Present every line in which the string "亿欧智库" appears.

Start of Dataset rows

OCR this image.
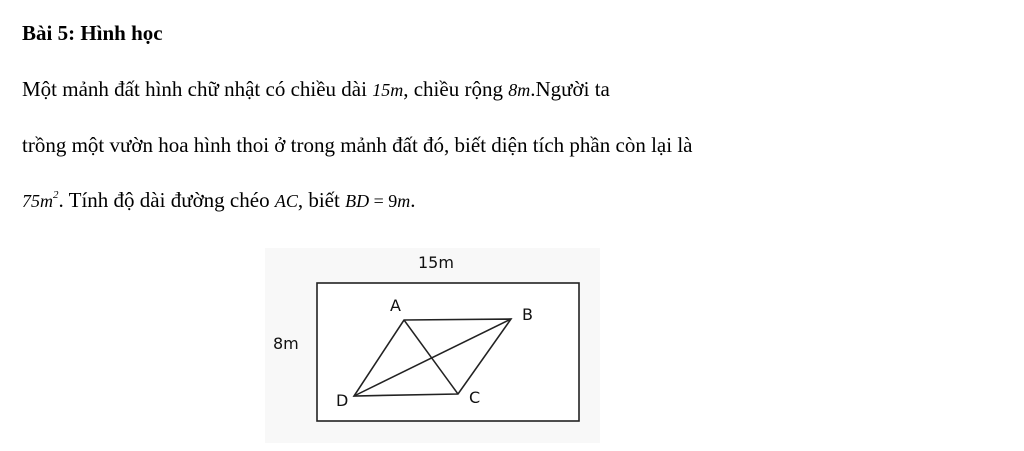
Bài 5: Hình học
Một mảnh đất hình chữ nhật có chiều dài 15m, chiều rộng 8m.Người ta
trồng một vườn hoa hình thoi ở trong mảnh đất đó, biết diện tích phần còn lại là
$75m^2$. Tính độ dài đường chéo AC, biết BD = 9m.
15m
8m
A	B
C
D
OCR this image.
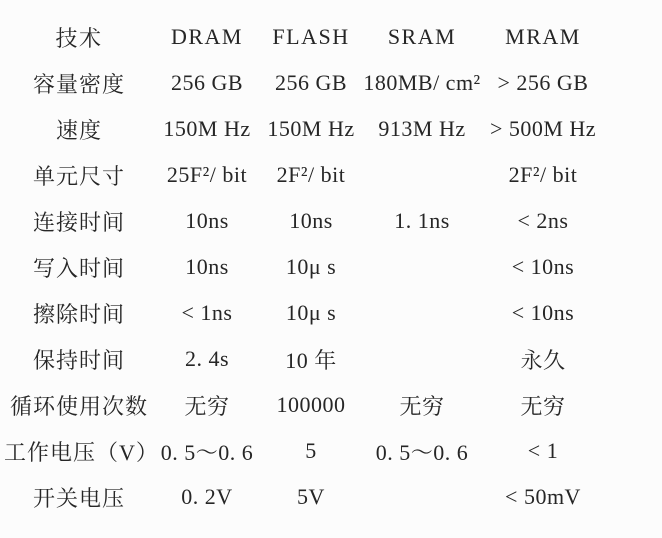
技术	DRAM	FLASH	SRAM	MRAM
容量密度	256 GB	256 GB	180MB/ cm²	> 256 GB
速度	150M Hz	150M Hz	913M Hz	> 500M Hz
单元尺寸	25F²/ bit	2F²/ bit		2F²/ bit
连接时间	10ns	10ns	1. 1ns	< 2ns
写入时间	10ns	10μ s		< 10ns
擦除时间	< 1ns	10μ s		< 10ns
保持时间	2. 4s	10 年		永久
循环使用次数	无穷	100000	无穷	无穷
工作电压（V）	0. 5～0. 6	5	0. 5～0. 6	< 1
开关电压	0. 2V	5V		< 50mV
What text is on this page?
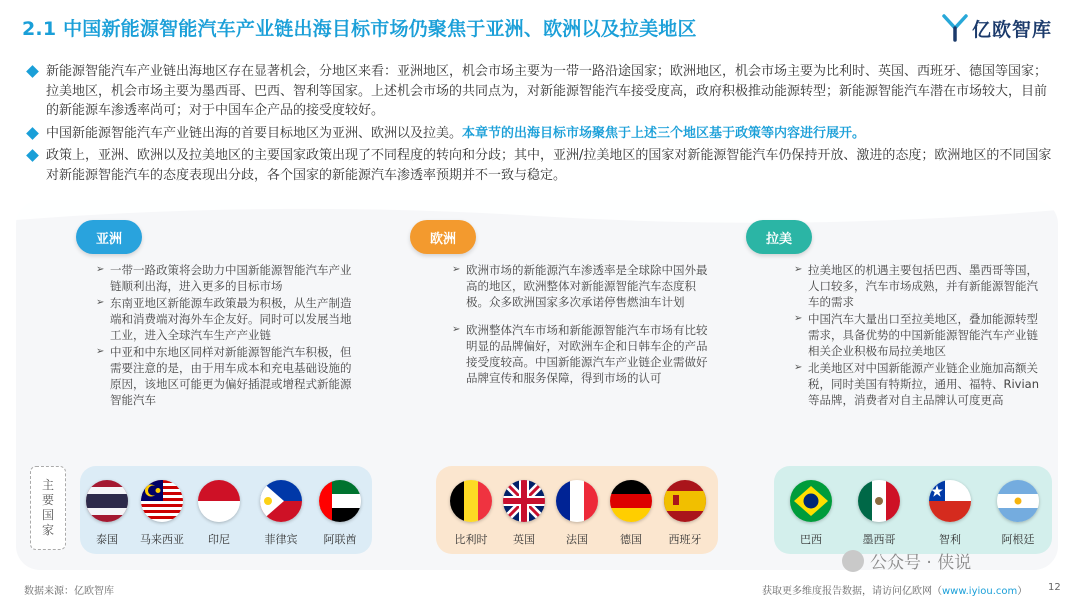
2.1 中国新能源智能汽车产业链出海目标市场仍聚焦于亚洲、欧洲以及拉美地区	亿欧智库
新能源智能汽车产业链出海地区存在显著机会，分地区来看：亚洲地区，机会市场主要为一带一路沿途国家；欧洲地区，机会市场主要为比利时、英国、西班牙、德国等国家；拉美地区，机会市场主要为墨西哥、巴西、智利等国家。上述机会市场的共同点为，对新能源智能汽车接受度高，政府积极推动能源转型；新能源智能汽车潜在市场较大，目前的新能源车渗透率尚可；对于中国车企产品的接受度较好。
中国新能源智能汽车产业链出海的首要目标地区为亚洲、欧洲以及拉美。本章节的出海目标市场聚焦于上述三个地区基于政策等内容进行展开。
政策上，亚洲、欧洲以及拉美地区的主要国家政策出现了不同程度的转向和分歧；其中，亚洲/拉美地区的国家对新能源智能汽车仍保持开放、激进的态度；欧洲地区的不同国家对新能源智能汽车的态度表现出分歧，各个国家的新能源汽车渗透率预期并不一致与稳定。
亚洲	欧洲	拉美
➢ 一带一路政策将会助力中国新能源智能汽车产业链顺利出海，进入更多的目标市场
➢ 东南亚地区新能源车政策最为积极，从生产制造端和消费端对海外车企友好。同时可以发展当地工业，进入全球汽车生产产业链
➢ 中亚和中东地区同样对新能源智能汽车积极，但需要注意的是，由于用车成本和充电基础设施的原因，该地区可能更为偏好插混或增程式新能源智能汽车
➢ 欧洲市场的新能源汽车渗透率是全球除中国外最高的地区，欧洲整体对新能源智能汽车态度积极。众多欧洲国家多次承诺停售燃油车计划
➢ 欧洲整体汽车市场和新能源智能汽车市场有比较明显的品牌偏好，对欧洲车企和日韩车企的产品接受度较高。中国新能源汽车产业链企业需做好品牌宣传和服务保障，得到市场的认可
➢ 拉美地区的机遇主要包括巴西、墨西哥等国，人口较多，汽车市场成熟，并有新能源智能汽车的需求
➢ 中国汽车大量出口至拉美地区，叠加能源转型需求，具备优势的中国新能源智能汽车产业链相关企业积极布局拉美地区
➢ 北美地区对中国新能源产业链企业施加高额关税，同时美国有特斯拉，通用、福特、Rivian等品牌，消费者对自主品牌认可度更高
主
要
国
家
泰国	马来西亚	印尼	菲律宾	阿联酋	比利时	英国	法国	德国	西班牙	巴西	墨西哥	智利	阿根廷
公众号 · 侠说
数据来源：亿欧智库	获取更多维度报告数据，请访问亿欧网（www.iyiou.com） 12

End of Dataset rows

**Answer below:**
2.1 中国新能源智能汽车产业链出海目标市场仍聚焦于亚洲、欧洲以及拉美地区	亿欧智库
数据来源：亿欧智库	获取更多维度报告数据，请访问亿欧网（www.iyiou.com） 12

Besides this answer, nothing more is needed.